Task goal »
Search the records below for the word "inventář". Pull out each line that has it.

Record extracts »
# # #

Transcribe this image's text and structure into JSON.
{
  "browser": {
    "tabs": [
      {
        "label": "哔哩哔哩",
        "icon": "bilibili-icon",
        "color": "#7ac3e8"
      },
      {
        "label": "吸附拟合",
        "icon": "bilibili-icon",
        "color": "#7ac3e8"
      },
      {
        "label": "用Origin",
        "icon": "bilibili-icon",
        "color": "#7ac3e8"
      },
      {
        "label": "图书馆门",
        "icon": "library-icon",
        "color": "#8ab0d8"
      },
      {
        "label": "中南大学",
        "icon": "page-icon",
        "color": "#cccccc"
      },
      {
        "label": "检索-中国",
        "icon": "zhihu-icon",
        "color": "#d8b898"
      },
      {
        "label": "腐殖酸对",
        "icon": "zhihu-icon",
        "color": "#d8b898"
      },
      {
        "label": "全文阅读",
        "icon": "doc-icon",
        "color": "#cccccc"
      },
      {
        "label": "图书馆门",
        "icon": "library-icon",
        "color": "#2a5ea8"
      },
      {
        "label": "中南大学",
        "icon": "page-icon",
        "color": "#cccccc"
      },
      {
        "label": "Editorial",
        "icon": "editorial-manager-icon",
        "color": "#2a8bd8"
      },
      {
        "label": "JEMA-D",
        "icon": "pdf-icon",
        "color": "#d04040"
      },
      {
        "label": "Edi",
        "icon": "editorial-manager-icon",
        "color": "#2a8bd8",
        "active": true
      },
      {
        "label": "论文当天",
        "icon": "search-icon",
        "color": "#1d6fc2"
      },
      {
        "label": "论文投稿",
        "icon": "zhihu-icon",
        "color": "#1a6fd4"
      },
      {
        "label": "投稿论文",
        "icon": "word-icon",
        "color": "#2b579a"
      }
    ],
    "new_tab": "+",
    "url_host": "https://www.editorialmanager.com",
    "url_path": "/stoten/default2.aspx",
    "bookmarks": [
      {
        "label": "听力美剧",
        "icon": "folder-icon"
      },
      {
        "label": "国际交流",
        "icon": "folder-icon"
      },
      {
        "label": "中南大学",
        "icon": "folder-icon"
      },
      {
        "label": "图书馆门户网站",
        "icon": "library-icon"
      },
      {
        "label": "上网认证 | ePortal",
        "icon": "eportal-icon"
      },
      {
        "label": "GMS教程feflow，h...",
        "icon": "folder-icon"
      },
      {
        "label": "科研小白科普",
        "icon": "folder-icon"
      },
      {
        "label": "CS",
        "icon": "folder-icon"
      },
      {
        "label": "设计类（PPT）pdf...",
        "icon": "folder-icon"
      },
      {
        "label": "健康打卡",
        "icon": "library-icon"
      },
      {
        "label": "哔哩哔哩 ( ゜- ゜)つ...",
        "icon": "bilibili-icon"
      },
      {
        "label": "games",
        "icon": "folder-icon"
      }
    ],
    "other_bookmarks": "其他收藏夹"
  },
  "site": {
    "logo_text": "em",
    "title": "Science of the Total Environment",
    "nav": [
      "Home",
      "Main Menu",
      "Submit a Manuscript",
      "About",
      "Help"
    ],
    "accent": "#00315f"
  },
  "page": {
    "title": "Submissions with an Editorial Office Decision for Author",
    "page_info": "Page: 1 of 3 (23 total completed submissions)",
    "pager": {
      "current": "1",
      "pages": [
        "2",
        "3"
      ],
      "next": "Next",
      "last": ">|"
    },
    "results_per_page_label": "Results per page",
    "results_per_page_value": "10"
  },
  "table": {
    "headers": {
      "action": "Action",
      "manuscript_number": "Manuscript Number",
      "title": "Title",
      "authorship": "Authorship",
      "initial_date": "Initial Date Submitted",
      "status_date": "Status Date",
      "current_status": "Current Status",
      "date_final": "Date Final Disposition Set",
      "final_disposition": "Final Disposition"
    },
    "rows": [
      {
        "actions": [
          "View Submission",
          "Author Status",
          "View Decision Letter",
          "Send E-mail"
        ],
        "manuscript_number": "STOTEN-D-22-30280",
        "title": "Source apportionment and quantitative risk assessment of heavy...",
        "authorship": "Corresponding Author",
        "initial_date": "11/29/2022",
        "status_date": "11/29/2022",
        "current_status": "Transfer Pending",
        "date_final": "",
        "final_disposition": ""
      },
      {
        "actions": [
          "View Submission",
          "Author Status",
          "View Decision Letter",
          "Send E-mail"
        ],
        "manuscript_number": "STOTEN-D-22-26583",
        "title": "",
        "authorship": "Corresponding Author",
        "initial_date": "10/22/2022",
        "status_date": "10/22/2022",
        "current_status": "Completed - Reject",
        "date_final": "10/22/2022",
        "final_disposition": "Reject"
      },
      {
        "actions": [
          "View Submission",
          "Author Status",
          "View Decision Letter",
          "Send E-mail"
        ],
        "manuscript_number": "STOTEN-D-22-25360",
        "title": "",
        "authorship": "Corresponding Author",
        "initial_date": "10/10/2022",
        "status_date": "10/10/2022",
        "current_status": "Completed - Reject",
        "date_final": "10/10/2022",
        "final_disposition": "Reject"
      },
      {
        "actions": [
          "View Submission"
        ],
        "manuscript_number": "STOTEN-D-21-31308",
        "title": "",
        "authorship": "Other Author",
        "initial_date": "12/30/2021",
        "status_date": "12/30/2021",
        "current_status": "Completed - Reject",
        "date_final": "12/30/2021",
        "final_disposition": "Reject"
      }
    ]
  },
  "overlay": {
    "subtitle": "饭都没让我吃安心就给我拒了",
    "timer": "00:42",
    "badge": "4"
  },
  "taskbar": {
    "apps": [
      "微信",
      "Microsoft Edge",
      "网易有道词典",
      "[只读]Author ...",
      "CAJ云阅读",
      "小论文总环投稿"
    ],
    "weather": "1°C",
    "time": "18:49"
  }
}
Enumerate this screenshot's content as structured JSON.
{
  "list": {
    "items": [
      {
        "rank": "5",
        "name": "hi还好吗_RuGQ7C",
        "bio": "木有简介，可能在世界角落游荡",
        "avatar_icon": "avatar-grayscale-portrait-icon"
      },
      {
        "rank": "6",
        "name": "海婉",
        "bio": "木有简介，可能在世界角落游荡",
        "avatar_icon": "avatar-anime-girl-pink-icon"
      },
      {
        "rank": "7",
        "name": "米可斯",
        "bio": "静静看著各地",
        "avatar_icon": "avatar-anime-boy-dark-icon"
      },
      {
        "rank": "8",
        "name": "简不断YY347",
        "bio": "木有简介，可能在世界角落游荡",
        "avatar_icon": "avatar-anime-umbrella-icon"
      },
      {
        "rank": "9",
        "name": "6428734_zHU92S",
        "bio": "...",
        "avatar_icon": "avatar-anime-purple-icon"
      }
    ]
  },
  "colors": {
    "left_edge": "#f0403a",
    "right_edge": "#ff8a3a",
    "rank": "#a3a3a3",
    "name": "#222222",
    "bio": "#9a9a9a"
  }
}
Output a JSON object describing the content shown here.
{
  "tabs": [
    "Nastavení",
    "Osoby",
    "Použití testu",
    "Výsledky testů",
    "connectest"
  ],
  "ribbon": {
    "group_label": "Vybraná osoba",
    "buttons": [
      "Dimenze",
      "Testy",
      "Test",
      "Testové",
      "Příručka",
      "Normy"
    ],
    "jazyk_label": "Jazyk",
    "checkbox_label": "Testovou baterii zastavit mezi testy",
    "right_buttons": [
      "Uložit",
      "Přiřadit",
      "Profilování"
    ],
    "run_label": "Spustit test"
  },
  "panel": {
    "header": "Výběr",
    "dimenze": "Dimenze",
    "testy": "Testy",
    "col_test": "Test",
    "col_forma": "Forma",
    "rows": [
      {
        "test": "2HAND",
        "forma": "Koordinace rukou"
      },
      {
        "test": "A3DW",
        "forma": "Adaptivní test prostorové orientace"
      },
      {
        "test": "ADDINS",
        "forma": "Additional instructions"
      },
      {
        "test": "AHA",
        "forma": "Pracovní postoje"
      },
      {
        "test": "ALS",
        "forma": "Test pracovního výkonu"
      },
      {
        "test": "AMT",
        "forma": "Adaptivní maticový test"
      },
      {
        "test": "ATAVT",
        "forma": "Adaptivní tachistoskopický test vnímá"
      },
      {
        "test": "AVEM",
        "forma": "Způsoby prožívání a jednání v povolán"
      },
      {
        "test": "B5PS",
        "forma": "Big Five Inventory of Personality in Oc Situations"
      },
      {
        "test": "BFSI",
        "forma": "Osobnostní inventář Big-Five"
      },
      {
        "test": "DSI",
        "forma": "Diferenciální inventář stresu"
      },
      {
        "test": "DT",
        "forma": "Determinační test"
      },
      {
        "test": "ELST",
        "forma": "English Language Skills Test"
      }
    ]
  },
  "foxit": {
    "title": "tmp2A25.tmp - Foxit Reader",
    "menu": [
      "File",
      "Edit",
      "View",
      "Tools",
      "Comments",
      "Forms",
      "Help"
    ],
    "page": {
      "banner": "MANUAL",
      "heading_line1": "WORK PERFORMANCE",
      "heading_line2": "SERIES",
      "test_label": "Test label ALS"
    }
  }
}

# # #

Output for this task »
        "forma": "Osobnostní inventář Big-Five"
        "forma": "Diferenciální inventář stresu"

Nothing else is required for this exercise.